Exercise instructions
Pick out each line in these entries that contains the string "ABCD".

Collected data
/---

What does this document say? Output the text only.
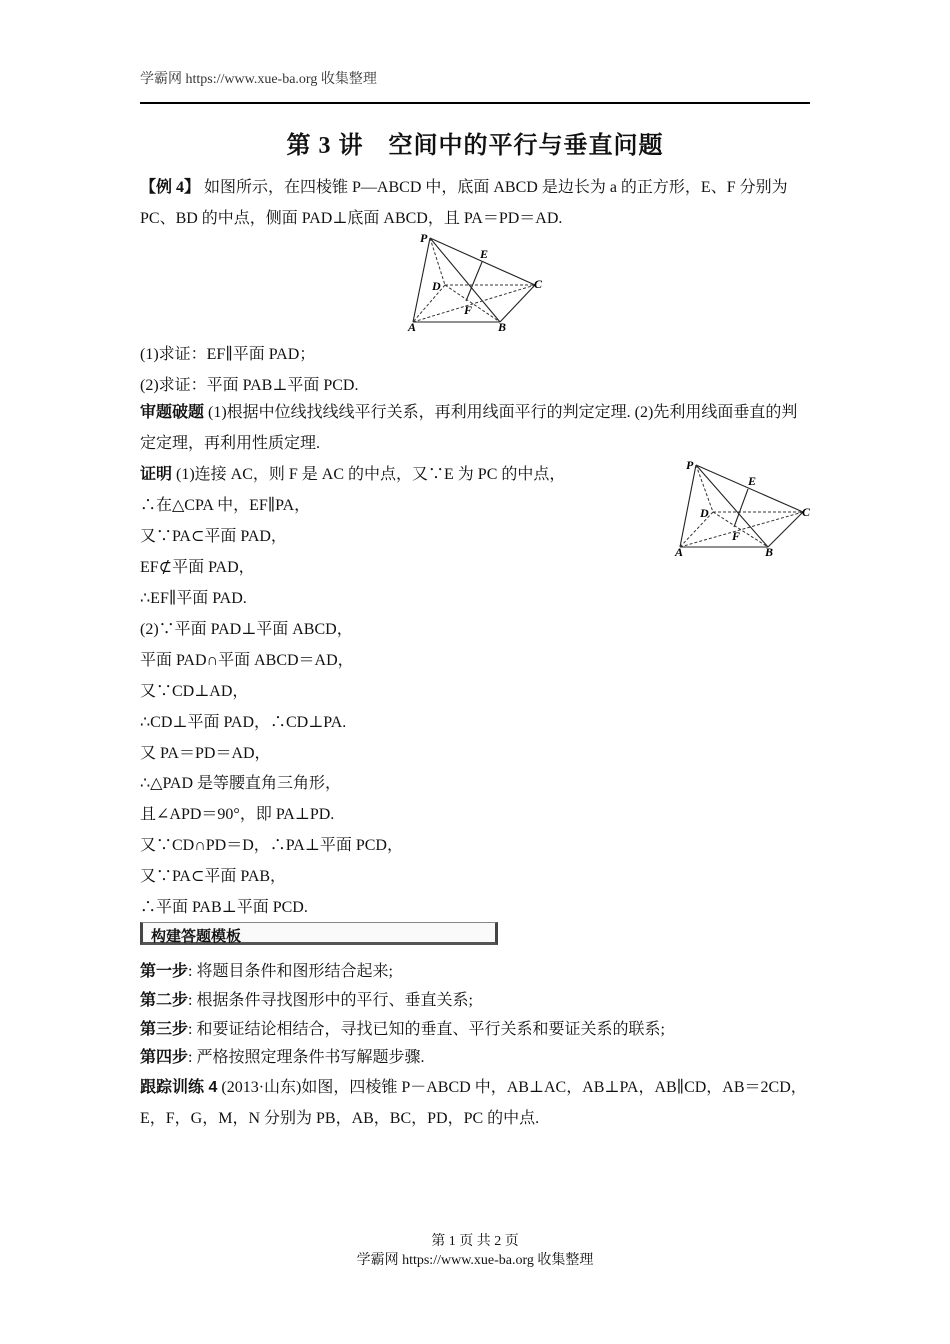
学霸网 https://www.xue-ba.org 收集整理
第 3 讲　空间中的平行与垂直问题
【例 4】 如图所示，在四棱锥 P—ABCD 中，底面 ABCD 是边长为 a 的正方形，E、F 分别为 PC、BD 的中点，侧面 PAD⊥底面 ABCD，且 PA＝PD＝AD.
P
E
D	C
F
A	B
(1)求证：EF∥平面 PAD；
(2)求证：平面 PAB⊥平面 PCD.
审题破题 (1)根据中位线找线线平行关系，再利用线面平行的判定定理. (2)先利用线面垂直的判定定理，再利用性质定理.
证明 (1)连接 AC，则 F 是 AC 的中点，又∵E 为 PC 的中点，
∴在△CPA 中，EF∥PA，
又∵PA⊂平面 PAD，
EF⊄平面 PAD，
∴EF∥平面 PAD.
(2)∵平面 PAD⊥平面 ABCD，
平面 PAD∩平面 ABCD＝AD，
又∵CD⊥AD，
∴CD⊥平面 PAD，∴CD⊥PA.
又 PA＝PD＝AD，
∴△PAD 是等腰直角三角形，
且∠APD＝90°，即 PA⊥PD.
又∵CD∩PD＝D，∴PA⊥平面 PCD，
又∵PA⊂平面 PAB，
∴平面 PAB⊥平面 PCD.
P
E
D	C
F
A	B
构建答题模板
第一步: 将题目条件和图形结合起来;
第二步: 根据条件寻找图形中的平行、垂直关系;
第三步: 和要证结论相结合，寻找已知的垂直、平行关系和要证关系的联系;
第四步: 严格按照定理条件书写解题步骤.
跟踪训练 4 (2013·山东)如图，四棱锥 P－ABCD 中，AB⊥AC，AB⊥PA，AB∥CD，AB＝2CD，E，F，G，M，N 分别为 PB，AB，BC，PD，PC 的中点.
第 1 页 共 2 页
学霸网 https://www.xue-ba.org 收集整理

\---

Exercise output
【例 4】 如图所示，在四棱锥 P—ABCD 中，底面 ABCD 是边长为 a 的正方形，E、F 分别为 PC、BD 的中点，侧面 PAD⊥底面 ABCD，且 PA＝PD＝AD.
(2)∵平面 PAD⊥平面 ABCD，
平面 PAD∩平面 ABCD＝AD，
跟踪训练 4 (2013·山东)如图，四棱锥 P－ABCD 中，AB⊥AC，AB⊥PA，AB∥CD，AB＝2CD，E，F，G，M，N 分别为 PB，AB，BC，PD，PC 的中点.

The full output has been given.